* **WHAT IS BEING ASKED**: Continue the worked solution to the problem about two particles in simple harmonic motion, starting after its last line.

* **EXTRACT TO READ**:
======

Question

Two particles are executing SHM in a straight line with same amplitude A and time period . At $t=0$ one particle is at displacement $x=+A$ and the other at $x=-A/2$ and they are approach towards each other. After what time they cross each other.

• A. $T/3$
• B. $T/4$
• C. $5T/6$
• D. $T/6$

Answer 1

The correct option is A $T/3$

The displacement equation in S.H.M is given by

$x=Asin\omega t$. . . . . ..(1)

======

* **GIVEN RECORDS**:
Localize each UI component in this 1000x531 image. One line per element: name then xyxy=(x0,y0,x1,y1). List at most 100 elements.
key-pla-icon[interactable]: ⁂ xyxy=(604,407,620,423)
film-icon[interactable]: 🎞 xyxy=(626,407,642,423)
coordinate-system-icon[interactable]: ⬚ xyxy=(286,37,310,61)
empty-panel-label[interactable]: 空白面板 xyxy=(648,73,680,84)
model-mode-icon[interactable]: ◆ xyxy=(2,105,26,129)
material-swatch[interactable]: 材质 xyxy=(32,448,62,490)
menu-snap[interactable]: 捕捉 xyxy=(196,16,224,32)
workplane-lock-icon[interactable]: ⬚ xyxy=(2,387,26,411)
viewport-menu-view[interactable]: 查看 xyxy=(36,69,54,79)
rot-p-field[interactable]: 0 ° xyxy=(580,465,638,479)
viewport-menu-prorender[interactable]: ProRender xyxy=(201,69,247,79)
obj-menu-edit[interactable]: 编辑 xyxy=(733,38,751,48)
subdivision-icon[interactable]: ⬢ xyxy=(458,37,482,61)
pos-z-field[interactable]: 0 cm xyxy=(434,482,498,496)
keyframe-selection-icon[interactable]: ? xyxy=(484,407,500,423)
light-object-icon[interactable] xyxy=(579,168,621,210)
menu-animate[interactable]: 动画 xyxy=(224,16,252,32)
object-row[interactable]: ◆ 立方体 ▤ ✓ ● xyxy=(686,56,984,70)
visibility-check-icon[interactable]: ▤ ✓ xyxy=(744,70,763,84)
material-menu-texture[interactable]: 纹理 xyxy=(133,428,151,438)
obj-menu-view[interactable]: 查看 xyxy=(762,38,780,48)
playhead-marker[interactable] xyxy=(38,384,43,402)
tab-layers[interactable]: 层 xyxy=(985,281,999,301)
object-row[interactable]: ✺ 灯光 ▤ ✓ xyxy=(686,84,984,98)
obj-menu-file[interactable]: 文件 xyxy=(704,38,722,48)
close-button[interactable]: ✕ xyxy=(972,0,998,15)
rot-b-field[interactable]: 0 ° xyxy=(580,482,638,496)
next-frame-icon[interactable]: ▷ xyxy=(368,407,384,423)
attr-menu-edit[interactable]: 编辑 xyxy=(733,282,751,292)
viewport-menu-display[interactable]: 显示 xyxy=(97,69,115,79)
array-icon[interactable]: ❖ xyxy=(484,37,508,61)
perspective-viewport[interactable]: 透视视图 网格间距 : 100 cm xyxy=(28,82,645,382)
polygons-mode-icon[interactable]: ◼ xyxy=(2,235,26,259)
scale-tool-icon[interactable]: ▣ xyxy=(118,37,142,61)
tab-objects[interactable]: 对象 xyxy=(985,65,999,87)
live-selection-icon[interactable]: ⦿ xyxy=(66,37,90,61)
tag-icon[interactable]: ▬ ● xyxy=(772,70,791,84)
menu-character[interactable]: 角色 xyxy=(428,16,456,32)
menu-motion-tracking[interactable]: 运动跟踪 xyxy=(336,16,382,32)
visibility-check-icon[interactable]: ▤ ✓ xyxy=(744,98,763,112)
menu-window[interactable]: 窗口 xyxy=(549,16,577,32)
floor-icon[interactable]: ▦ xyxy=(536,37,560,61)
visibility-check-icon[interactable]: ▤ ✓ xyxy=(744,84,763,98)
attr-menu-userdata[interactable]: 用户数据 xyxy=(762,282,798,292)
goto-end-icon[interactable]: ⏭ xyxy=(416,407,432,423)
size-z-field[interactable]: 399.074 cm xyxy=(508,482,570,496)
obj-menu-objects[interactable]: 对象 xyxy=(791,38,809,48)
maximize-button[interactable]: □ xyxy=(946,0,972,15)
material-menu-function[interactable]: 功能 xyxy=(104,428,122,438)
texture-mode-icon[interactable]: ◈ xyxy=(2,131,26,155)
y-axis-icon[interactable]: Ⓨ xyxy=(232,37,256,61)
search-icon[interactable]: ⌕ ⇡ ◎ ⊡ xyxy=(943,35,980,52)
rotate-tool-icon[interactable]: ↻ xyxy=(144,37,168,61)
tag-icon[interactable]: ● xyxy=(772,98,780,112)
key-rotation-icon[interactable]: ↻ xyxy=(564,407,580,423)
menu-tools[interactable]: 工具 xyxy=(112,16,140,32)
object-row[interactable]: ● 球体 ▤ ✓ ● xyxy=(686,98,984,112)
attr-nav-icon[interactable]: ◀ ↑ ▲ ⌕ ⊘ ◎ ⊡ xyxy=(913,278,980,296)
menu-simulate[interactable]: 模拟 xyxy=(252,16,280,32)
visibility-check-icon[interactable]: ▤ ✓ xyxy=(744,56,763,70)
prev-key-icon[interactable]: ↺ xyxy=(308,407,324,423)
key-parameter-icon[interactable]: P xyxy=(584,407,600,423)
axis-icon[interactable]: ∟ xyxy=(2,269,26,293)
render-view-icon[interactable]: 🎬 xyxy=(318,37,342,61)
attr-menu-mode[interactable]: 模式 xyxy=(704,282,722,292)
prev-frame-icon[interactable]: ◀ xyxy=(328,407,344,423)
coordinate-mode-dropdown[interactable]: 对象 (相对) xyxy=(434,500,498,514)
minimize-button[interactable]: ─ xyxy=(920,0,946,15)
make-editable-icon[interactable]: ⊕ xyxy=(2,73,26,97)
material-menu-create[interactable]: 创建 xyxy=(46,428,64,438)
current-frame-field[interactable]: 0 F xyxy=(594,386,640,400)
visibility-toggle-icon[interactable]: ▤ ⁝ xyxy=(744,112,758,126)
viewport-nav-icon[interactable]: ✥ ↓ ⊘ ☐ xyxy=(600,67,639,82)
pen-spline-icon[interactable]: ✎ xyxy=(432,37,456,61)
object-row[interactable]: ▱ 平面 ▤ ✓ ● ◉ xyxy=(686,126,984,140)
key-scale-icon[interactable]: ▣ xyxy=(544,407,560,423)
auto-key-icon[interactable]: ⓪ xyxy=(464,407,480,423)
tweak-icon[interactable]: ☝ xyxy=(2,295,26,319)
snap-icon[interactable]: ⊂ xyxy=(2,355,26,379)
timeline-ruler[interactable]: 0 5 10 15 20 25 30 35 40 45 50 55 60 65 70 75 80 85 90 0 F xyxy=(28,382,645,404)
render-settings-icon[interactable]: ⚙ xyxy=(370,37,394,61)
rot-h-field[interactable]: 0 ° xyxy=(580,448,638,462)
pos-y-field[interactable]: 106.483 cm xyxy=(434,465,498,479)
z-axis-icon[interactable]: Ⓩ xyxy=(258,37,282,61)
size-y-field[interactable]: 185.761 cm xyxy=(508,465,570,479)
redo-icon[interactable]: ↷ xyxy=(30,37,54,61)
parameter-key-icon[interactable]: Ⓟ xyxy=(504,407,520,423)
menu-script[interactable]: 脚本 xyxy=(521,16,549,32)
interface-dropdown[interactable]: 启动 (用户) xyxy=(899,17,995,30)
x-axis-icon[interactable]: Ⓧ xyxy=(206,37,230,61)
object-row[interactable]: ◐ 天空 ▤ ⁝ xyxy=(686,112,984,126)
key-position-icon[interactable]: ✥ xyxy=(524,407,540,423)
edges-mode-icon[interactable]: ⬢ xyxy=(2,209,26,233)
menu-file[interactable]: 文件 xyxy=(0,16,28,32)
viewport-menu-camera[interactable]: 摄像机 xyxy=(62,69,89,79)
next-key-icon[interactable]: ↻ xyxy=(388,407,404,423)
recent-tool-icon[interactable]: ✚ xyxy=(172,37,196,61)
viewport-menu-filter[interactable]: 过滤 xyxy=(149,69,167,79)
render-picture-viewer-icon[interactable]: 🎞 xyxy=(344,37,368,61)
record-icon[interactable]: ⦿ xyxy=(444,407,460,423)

======

* **ANSWER FOR THE TASK**:
One particle is at $x=+A$, equation (1) becomes,

$A=Asin\omega t_1$

$\omega t_1=si{n}^{-1}\left(1\right)=\frac{\pi }{2}$

$\frac{2\pi }{T}{t}_1=\frac{\pi }{2}$

$t_1=\frac{T}{4}sec$

Second particle at $x=-\frac{A}{2}$

$-\frac{A}{2}=Asin\omega t_2$

$w{t}_2=si{n}^{-1}(-0.5)=-\frac{\pi }{6}$

$\frac{2\pi }{T}{t}_2=-\frac{\pi }{6}$

$t_2=-\frac{T}{12}sec$

They approach towards each other, the at time when they cross each other,

$t=t_1-t_2$

$t=\frac{T}{4}-(-\frac{T}{12})$

$t=\frac{T}{3}sec$

The correct option is A.